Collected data
^^^^^^^^^^^^^^^^
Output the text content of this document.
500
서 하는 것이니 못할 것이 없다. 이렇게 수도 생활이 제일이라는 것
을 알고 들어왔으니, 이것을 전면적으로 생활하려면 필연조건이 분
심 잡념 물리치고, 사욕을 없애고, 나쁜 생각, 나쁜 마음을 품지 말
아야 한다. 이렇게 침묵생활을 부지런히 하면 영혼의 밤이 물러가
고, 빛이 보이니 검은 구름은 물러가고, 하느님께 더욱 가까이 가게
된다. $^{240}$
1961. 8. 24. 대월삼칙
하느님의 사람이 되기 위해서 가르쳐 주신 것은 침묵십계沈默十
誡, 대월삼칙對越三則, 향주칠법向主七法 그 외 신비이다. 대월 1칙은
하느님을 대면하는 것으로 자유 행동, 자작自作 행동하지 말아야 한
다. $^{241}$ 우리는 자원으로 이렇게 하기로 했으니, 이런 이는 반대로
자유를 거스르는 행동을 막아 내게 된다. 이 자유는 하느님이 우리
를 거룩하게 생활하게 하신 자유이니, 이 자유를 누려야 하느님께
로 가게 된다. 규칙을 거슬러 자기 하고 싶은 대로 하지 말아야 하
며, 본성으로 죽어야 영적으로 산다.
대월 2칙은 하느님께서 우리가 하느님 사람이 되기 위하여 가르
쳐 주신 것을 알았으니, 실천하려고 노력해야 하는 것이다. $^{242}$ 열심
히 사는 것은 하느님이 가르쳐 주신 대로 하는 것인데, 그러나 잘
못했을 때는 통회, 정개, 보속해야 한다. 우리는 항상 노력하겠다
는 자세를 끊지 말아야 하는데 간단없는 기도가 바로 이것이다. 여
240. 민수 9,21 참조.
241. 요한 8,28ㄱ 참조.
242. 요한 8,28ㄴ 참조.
^^^^^^^^^^^^^^^^
YOUR INSTRUCTIONS >>
Copy down every line of the material above that includes the string "하느님이".

ANSWER TO THIS PROBLEM >>
자유를 거스르는 행동을 막아 내게 된다. 이 자유는 하느님이 우리
히 사는 것은 하느님이 가르쳐 주신 대로 하는 것인데, 그러나 잘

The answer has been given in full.